The request: Copy each line below that includes "image".

########################################

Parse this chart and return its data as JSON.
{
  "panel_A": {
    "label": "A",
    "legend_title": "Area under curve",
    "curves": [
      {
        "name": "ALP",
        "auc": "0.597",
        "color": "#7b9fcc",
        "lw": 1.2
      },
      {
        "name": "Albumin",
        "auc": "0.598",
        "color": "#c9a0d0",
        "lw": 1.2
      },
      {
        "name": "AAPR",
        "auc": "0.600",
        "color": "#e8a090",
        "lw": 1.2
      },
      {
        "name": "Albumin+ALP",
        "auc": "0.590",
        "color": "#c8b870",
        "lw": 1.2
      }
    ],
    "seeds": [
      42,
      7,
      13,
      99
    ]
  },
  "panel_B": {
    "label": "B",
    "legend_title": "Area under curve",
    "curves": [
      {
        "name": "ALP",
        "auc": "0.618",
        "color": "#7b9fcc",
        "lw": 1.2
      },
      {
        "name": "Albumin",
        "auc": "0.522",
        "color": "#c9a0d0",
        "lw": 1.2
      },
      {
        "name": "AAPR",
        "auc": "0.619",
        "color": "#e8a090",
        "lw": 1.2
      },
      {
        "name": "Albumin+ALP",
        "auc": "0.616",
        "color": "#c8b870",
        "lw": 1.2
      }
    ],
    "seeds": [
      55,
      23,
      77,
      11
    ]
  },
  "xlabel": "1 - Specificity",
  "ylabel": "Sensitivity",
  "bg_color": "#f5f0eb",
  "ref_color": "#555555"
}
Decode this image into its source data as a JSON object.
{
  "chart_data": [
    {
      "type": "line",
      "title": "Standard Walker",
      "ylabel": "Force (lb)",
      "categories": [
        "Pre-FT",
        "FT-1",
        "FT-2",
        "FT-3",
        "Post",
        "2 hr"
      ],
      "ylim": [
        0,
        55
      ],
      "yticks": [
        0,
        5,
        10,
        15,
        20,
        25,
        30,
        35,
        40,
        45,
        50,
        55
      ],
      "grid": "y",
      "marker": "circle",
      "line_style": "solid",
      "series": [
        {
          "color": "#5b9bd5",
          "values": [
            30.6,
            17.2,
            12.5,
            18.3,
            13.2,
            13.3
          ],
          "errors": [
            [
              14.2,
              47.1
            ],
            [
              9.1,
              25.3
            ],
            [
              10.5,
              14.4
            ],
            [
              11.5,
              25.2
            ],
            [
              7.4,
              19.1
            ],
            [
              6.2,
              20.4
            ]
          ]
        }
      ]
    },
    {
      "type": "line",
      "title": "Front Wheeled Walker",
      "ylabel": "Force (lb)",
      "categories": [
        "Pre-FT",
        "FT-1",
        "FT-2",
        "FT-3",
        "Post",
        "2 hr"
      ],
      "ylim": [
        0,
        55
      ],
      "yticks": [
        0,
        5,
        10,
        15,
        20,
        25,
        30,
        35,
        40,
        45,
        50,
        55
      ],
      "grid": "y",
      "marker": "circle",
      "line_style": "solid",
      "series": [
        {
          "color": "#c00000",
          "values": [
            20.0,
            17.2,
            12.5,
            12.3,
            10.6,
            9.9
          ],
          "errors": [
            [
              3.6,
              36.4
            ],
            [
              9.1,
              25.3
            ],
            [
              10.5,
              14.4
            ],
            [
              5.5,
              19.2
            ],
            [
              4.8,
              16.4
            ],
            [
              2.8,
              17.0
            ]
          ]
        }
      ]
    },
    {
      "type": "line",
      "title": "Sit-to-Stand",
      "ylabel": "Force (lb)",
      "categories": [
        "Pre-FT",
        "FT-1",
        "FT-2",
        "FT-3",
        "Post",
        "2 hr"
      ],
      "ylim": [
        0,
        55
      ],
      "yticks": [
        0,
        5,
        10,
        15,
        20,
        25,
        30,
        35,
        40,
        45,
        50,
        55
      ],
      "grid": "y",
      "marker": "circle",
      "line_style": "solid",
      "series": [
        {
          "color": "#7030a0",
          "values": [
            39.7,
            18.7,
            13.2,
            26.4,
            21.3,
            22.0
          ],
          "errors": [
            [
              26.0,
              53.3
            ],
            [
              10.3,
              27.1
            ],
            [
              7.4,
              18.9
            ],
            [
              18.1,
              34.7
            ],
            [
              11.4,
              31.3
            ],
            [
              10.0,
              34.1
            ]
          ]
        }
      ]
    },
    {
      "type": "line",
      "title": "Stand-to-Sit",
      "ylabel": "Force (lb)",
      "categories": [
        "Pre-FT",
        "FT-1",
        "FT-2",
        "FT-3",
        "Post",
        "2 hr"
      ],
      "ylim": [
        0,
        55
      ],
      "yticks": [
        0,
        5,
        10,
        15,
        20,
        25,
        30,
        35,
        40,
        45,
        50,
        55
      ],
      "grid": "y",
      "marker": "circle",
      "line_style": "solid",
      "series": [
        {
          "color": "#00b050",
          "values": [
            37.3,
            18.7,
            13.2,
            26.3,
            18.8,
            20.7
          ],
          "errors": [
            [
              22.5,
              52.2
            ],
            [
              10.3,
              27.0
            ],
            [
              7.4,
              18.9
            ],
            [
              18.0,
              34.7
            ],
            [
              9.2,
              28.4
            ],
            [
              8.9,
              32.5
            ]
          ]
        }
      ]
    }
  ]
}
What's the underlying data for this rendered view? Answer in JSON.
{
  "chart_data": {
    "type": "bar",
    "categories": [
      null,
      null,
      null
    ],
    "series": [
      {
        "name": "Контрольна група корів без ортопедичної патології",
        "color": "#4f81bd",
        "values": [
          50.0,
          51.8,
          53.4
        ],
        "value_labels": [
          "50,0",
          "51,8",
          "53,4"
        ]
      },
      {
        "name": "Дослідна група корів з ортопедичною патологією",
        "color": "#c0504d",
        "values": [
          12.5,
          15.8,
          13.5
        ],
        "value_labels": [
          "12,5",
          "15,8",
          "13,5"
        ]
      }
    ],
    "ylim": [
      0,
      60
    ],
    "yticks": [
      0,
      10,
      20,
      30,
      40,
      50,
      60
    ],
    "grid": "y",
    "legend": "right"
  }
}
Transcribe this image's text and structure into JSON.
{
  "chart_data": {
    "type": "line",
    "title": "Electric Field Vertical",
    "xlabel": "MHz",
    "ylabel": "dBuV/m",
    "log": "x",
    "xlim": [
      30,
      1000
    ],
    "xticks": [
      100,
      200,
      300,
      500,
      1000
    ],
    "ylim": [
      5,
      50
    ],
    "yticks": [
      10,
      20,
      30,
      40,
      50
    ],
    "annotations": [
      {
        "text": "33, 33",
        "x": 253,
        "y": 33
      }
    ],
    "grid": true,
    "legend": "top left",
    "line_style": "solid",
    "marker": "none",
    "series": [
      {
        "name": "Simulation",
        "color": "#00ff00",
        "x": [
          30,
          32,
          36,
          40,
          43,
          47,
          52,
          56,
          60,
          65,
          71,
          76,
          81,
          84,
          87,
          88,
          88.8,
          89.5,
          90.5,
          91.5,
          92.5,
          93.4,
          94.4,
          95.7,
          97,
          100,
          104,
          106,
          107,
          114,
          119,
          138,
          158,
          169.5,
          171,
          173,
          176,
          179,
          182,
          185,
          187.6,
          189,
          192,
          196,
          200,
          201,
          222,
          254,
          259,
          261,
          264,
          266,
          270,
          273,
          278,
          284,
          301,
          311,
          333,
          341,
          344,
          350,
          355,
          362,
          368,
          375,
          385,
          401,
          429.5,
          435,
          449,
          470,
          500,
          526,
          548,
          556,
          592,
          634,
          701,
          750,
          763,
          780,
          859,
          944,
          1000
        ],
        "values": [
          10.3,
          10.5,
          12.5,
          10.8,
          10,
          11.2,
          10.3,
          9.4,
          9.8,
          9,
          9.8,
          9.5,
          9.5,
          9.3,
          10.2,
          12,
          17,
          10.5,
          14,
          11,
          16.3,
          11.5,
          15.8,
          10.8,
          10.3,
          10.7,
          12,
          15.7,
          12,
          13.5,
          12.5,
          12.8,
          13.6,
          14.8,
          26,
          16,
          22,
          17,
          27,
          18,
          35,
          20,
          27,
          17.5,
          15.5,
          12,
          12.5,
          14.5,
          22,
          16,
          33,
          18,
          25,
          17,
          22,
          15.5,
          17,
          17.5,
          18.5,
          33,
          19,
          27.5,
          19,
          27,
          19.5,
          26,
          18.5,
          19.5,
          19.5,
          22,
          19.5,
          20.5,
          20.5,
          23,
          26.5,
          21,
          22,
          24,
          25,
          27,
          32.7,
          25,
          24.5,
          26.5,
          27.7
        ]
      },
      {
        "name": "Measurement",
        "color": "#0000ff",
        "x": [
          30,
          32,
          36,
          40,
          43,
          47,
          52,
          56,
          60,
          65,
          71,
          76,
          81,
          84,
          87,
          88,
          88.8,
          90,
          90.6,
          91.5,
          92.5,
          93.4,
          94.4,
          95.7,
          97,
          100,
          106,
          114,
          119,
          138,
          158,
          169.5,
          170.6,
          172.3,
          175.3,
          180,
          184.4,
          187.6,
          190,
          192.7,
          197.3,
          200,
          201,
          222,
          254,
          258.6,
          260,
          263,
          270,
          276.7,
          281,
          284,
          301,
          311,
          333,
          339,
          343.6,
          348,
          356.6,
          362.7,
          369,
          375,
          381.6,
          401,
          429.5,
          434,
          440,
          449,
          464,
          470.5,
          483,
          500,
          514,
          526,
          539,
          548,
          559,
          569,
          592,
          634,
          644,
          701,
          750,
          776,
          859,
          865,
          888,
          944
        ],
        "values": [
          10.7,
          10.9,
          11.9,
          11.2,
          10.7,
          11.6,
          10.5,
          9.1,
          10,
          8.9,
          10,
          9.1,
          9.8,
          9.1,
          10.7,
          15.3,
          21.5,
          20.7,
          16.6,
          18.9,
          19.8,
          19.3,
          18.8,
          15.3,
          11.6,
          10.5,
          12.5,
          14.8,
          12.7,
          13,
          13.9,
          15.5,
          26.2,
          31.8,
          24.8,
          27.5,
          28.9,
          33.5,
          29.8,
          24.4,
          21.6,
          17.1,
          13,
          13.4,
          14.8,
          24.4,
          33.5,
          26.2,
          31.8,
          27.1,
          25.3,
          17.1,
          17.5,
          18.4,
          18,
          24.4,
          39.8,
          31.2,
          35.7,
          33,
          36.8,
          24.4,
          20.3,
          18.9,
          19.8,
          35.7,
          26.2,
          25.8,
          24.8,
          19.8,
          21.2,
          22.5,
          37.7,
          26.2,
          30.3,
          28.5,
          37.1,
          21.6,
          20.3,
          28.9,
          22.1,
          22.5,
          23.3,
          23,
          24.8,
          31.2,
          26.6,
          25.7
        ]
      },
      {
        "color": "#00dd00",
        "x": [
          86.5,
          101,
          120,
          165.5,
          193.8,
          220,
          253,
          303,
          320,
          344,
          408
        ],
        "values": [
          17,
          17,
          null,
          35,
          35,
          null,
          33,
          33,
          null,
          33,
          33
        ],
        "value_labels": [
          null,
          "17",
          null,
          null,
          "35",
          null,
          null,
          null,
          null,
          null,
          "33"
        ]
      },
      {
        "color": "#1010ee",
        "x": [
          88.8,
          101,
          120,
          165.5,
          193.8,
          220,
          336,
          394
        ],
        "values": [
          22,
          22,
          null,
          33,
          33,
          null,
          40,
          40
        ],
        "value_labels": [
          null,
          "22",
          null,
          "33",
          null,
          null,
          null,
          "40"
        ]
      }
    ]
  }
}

########################################

Solution:
Decode this image into its source data as a JSON object.
Transcribe this image's text and structure into JSON.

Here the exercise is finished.